(Stored records)
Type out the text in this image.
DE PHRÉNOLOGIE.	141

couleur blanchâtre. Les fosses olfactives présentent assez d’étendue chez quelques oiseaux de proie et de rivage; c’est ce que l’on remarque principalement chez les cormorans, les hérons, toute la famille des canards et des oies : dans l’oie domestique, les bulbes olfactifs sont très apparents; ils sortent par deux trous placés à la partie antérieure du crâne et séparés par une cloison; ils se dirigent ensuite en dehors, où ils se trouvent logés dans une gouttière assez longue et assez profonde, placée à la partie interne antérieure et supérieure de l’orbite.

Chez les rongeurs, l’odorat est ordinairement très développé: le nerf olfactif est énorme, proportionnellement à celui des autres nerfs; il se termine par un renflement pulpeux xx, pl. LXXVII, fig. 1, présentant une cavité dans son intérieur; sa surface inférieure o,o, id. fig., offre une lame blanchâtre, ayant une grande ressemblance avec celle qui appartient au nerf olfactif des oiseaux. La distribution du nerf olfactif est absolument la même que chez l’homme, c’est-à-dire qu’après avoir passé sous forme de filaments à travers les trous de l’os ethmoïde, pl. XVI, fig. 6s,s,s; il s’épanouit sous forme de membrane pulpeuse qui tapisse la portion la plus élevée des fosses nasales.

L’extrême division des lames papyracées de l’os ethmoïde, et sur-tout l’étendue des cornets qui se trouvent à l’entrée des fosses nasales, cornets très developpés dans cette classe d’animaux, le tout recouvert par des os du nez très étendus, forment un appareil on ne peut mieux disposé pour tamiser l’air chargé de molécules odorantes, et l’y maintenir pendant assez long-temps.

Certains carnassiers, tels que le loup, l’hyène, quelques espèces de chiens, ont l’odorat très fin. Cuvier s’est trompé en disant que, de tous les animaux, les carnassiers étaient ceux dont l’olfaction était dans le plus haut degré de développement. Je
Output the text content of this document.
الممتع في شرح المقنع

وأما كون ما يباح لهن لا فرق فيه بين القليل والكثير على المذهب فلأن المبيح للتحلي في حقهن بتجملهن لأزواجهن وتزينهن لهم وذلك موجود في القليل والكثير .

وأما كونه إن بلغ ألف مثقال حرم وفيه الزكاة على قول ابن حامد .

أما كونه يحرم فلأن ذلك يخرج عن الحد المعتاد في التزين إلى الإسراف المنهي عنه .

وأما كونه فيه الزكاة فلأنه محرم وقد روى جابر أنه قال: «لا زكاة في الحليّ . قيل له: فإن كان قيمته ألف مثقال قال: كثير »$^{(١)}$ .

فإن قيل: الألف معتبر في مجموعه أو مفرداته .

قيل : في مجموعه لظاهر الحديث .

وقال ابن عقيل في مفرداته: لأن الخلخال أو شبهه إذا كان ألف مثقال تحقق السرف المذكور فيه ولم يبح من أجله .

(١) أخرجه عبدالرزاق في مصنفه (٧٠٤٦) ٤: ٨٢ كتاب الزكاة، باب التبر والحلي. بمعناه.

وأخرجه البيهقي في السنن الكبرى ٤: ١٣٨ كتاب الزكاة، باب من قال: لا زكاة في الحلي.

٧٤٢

▶ [Problem description]: Can you reproduce all the material exactly?

▶ [Written answer]:
Type out the text in this image.
DE PHRÉNOLOGIE.	141

couleur blanchâtre. Les fosses olfactives présentent assez d’étendue chez quelques oiseaux de proie et de rivage; c’est ce que l’on remarque principalement chez les cormorans, les hérons, toute la famille des canards et des oies : dans l’oie domestique, les bulbes olfactifs sont très apparents; ils sortent par deux trous placés à la partie antérieure du crâne et séparés par une cloison; ils se dirigent ensuite en dehors, où ils se trouvent logés dans une gouttière assez longue et assez profonde, placée à la partie interne antérieure et supérieure de l’orbite.

Chez les rongeurs, l’odorat est ordinairement très développé: le nerf olfactif est énorme, proportionnellement à celui des autres nerfs; il se termine par un renflement pulpeux xx, pl. LXXVII, fig. 1, présentant une cavité dans son intérieur; sa surface inférieure o,o, id. fig., offre une lame blanchâtre, ayant une grande ressemblance avec celle qui appartient au nerf olfactif des oiseaux. La distribution du nerf olfactif est absolument la même que chez l’homme, c’est-à-dire qu’après avoir passé sous forme de filaments à travers les trous de l’os ethmoïde, pl. XVI, fig. 6s,s,s; il s’épanouit sous forme de membrane pulpeuse qui tapisse la portion la plus élevée des fosses nasales.

L’extrême division des lames papyracées de l’os ethmoïde, et sur-tout l’étendue des cornets qui se trouvent à l’entrée des fosses nasales, cornets très developpés dans cette classe d’animaux, le tout recouvert par des os du nez très étendus, forment un appareil on ne peut mieux disposé pour tamiser l’air chargé de molécules odorantes, et l’y maintenir pendant assez long-temps.

Certains carnassiers, tels que le loup, l’hyène, quelques espèces de chiens, ont l’odorat très fin. Cuvier s’est trompé en disant que, de tous les animaux, les carnassiers étaient ceux dont l’olfaction était dans le plus haut degré de développement. Je
Output the text content of this document.
الممتع في شرح المقنع

وأما كون ما يباح لهن لا فرق فيه بين القليل والكثير على المذهب فلأن المبيح للتحلي في حقهن بتجملهن لأزواجهن وتزينهن لهم وذلك موجود في القليل والكثير .

وأما كونه إن بلغ ألف مثقال حرم وفيه الزكاة على قول ابن حامد .

أما كونه يحرم فلأن ذلك يخرج عن الحد المعتاد في التزين إلى الإسراف المنهي عنه .

وأما كونه فيه الزكاة فلأنه محرم وقد روى جابر أنه قال: «لا زكاة في الحليّ . قيل له: فإن كان قيمته ألف مثقال قال: كثير »$^{(١)}$ .

فإن قيل: الألف معتبر في مجموعه أو مفرداته .

قيل : في مجموعه لظاهر الحديث .

وقال ابن عقيل في مفرداته: لأن الخلخال أو شبهه إذا كان ألف مثقال تحقق السرف المذكور فيه ولم يبح من أجله .

(١) أخرجه عبدالرزاق في مصنفه (٧٠٤٦) ٤: ٨٢ كتاب الزكاة، باب التبر والحلي. بمعناه.

وأخرجه البيهقي في السنن الكبرى ٤: ١٣٨ كتاب الزكاة، باب من قال: لا زكاة في الحلي.

٧٤٢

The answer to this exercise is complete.